Dataset items
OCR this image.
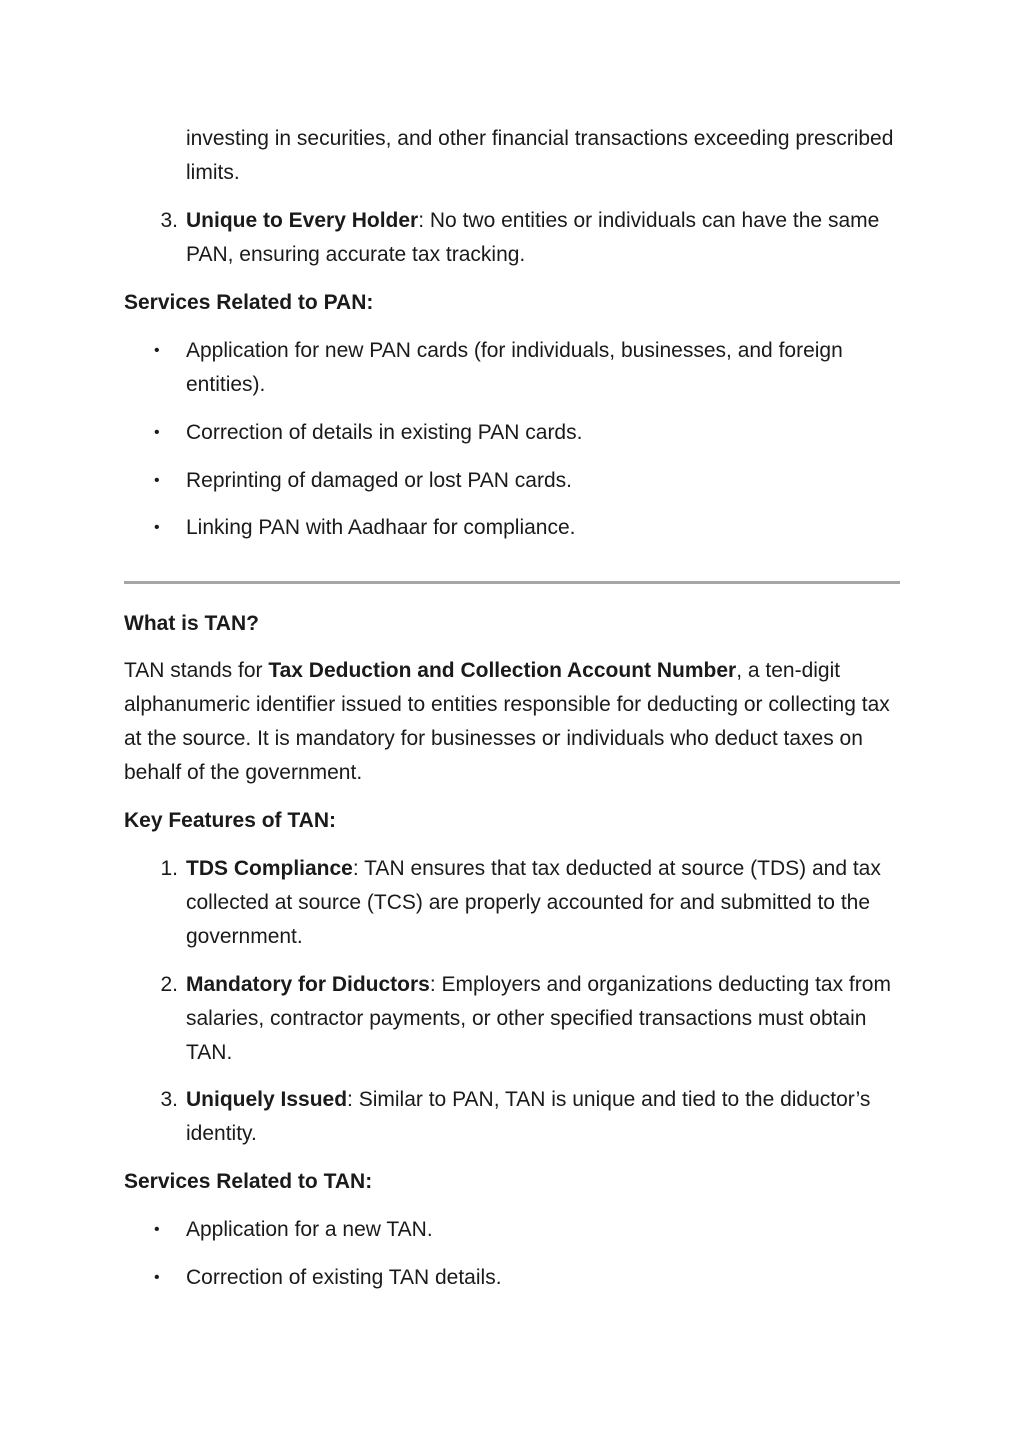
investing in securities, and other financial transactions exceeding prescribed limits.
3. Unique to Every Holder: No two entities or individuals can have the same PAN, ensuring accurate tax tracking.

Services Related to PAN:

• Application for new PAN cards (for individuals, businesses, and foreign entities).
• Correction of details in existing PAN cards.
• Reprinting of damaged or lost PAN cards.
• Linking PAN with Aadhaar for compliance.

What is TAN?

TAN stands for Tax Deduction and Collection Account Number, a ten-digit alphanumeric identifier issued to entities responsible for deducting or collecting tax at the source. It is mandatory for businesses or individuals who deduct taxes on behalf of the government.

Key Features of TAN:

1. TDS Compliance: TAN ensures that tax deducted at source (TDS) and tax collected at source (TCS) are properly accounted for and submitted to the government.
2. Mandatory for Diductors: Employers and organizations deducting tax from salaries, contractor payments, or other specified transactions must obtain TAN.
3. Uniquely Issued: Similar to PAN, TAN is unique and tied to the diductor’s identity.

Services Related to TAN:

• Application for a new TAN.
• Correction of existing TAN details.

* WHAT YOU ARE ASKED TO DO
Repeat the preceding records precisely, and leave every picture out of the copy.

* SOLUTION BELOW
OCR this image.
investing in securities, and other financial transactions exceeding prescribed limits.
3. Unique to Every Holder: No two entities or individuals can have the same PAN, ensuring accurate tax tracking.

Services Related to PAN:

• Application for new PAN cards (for individuals, businesses, and foreign entities).
• Correction of details in existing PAN cards.
• Reprinting of damaged or lost PAN cards.
• Linking PAN with Aadhaar for compliance.

What is TAN?

TAN stands for Tax Deduction and Collection Account Number, a ten-digit alphanumeric identifier issued to entities responsible for deducting or collecting tax at the source. It is mandatory for businesses or individuals who deduct taxes on behalf of the government.

Key Features of TAN:

1. TDS Compliance: TAN ensures that tax deducted at source (TDS) and tax collected at source (TCS) are properly accounted for and submitted to the government.
2. Mandatory for Diductors: Employers and organizations deducting tax from salaries, contractor payments, or other specified transactions must obtain TAN.
3. Uniquely Issued: Similar to PAN, TAN is unique and tied to the diductor’s identity.

Services Related to TAN:

• Application for a new TAN.
• Correction of existing TAN details.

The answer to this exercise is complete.